— GIVEN PROBLEM —
Output all of the data below exactly as given.

— MATERIALS PROVIDED —
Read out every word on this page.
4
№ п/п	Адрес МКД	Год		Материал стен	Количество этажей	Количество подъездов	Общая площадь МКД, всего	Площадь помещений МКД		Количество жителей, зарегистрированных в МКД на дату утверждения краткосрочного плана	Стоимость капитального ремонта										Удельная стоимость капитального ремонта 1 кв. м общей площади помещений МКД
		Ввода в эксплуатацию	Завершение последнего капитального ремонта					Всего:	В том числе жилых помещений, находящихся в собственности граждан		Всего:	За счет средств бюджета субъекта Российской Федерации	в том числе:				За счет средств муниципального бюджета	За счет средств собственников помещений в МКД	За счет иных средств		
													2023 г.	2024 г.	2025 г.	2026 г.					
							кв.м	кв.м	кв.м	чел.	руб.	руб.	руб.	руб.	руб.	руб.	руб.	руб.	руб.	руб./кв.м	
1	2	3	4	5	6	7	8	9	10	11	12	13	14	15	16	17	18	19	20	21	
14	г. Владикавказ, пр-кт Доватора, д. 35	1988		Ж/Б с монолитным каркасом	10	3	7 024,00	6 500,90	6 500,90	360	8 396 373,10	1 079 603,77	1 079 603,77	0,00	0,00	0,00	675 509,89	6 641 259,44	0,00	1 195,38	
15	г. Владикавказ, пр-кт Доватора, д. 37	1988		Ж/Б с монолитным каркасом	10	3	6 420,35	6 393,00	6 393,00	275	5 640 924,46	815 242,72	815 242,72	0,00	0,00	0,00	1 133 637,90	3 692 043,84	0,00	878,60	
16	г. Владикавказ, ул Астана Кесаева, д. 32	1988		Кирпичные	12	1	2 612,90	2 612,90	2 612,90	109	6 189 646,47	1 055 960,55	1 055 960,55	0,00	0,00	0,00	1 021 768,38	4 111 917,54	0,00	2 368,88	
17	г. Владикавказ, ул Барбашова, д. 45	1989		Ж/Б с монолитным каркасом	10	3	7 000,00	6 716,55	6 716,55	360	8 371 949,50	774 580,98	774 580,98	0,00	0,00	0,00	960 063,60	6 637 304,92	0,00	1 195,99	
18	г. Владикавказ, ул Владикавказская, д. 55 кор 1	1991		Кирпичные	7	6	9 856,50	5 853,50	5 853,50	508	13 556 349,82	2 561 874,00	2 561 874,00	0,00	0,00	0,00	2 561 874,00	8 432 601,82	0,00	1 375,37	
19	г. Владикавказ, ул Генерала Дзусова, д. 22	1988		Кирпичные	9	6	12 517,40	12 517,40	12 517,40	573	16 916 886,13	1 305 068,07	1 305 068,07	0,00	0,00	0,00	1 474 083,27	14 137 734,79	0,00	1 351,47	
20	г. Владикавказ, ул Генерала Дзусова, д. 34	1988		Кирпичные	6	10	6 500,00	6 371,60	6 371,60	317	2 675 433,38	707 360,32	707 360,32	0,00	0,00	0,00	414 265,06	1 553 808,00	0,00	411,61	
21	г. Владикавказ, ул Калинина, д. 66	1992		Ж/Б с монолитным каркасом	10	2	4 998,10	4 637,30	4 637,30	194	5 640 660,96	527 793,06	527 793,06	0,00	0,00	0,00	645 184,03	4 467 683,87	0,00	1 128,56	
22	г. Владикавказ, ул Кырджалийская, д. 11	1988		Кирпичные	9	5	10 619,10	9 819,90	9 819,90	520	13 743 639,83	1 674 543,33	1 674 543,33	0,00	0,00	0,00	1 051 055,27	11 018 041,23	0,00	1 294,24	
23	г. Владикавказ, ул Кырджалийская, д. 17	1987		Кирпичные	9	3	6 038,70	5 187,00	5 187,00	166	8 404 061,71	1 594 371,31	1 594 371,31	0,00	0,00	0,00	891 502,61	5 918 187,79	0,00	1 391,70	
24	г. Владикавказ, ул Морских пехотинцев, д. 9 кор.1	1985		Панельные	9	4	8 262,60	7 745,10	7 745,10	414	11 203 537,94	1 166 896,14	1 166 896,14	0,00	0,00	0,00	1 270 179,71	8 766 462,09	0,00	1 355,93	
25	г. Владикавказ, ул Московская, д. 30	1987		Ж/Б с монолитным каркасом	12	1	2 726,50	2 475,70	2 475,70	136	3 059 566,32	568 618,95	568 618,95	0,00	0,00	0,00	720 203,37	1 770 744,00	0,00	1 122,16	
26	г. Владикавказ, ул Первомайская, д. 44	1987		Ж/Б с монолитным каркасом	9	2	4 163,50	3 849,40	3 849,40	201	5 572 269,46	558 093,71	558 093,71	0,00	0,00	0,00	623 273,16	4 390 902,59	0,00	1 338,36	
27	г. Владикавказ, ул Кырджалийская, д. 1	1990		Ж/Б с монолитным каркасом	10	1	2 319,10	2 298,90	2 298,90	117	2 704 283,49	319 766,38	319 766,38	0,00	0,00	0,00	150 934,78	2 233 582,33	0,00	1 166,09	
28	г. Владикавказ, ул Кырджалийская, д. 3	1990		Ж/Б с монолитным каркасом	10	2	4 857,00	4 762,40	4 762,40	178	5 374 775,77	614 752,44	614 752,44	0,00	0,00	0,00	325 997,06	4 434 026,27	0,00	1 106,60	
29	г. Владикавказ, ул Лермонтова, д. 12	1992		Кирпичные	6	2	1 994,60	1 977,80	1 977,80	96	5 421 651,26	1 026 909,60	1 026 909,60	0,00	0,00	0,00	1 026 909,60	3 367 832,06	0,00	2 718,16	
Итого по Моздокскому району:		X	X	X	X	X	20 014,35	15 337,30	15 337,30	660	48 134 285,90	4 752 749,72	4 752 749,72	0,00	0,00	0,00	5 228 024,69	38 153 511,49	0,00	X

— RESULT OF THE EXERCISE —
Read out every word on this page.
4
№ п/п	Адрес МКД	Год		Материал стен	Количество этажей	Количество подъездов	Общая площадь МКД, всего	Площадь помещений МКД		Количество жителей, зарегистрированных в МКД на дату утверждения краткосрочного плана	Стоимость капитального ремонта										Удельная стоимость капитального ремонта 1 кв. м общей площади помещений МКД
		Ввода в эксплуатацию	Завершение последнего капитального ремонта					Всего:	В том числе жилых помещений, находящихся в собственности граждан		Всего:	За счет средств бюджета субъекта Российской Федерации	в том числе:				За счет средств муниципального бюджета	За счет средств собственников помещений в МКД	За счет иных средств		
													2023 г.	2024 г.	2025 г.	2026 г.					
							кв.м	кв.м	кв.м	чел.	руб.	руб.	руб.	руб.	руб.	руб.	руб.	руб.	руб.	руб./кв.м	
1	2	3	4	5	6	7	8	9	10	11	12	13	14	15	16	17	18	19	20	21	
14	г. Владикавказ, пр-кт Доватора, д. 35	1988		Ж/Б с монолитным каркасом	10	3	7 024,00	6 500,90	6 500,90	360	8 396 373,10	1 079 603,77	1 079 603,77	0,00	0,00	0,00	675 509,89	6 641 259,44	0,00	1 195,38	
15	г. Владикавказ, пр-кт Доватора, д. 37	1988		Ж/Б с монолитным каркасом	10	3	6 420,35	6 393,00	6 393,00	275	5 640 924,46	815 242,72	815 242,72	0,00	0,00	0,00	1 133 637,90	3 692 043,84	0,00	878,60	
16	г. Владикавказ, ул Астана Кесаева, д. 32	1988		Кирпичные	12	1	2 612,90	2 612,90	2 612,90	109	6 189 646,47	1 055 960,55	1 055 960,55	0,00	0,00	0,00	1 021 768,38	4 111 917,54	0,00	2 368,88	
17	г. Владикавказ, ул Барбашова, д. 45	1989		Ж/Б с монолитным каркасом	10	3	7 000,00	6 716,55	6 716,55	360	8 371 949,50	774 580,98	774 580,98	0,00	0,00	0,00	960 063,60	6 637 304,92	0,00	1 195,99	
18	г. Владикавказ, ул Владикавказская, д. 55 кор 1	1991		Кирпичные	7	6	9 856,50	5 853,50	5 853,50	508	13 556 349,82	2 561 874,00	2 561 874,00	0,00	0,00	0,00	2 561 874,00	8 432 601,82	0,00	1 375,37	
19	г. Владикавказ, ул Генерала Дзусова, д. 22	1988		Кирпичные	9	6	12 517,40	12 517,40	12 517,40	573	16 916 886,13	1 305 068,07	1 305 068,07	0,00	0,00	0,00	1 474 083,27	14 137 734,79	0,00	1 351,47	
20	г. Владикавказ, ул Генерала Дзусова, д. 34	1988		Кирпичные	6	10	6 500,00	6 371,60	6 371,60	317	2 675 433,38	707 360,32	707 360,32	0,00	0,00	0,00	414 265,06	1 553 808,00	0,00	411,61	
21	г. Владикавказ, ул Калинина, д. 66	1992		Ж/Б с монолитным каркасом	10	2	4 998,10	4 637,30	4 637,30	194	5 640 660,96	527 793,06	527 793,06	0,00	0,00	0,00	645 184,03	4 467 683,87	0,00	1 128,56	
22	г. Владикавказ, ул Кырджалийская, д. 11	1988		Кирпичные	9	5	10 619,10	9 819,90	9 819,90	520	13 743 639,83	1 674 543,33	1 674 543,33	0,00	0,00	0,00	1 051 055,27	11 018 041,23	0,00	1 294,24	
23	г. Владикавказ, ул Кырджалийская, д. 17	1987		Кирпичные	9	3	6 038,70	5 187,00	5 187,00	166	8 404 061,71	1 594 371,31	1 594 371,31	0,00	0,00	0,00	891 502,61	5 918 187,79	0,00	1 391,70	
24	г. Владикавказ, ул Морских пехотинцев, д. 9 кор.1	1985		Панельные	9	4	8 262,60	7 745,10	7 745,10	414	11 203 537,94	1 166 896,14	1 166 896,14	0,00	0,00	0,00	1 270 179,71	8 766 462,09	0,00	1 355,93	
25	г. Владикавказ, ул Московская, д. 30	1987		Ж/Б с монолитным каркасом	12	1	2 726,50	2 475,70	2 475,70	136	3 059 566,32	568 618,95	568 618,95	0,00	0,00	0,00	720 203,37	1 770 744,00	0,00	1 122,16	
26	г. Владикавказ, ул Первомайская, д. 44	1987		Ж/Б с монолитным каркасом	9	2	4 163,50	3 849,40	3 849,40	201	5 572 269,46	558 093,71	558 093,71	0,00	0,00	0,00	623 273,16	4 390 902,59	0,00	1 338,36	
27	г. Владикавказ, ул Кырджалийская, д. 1	1990		Ж/Б с монолитным каркасом	10	1	2 319,10	2 298,90	2 298,90	117	2 704 283,49	319 766,38	319 766,38	0,00	0,00	0,00	150 934,78	2 233 582,33	0,00	1 166,09	
28	г. Владикавказ, ул Кырджалийская, д. 3	1990		Ж/Б с монолитным каркасом	10	2	4 857,00	4 762,40	4 762,40	178	5 374 775,77	614 752,44	614 752,44	0,00	0,00	0,00	325 997,06	4 434 026,27	0,00	1 106,60	
29	г. Владикавказ, ул Лермонтова, д. 12	1992		Кирпичные	6	2	1 994,60	1 977,80	1 977,80	96	5 421 651,26	1 026 909,60	1 026 909,60	0,00	0,00	0,00	1 026 909,60	3 367 832,06	0,00	2 718,16	
Итого по Моздокскому району:		X	X	X	X	X	20 014,35	15 337,30	15 337,30	660	48 134 285,90	4 752 749,72	4 752 749,72	0,00	0,00	0,00	5 228 024,69	38 153 511,49	0,00	X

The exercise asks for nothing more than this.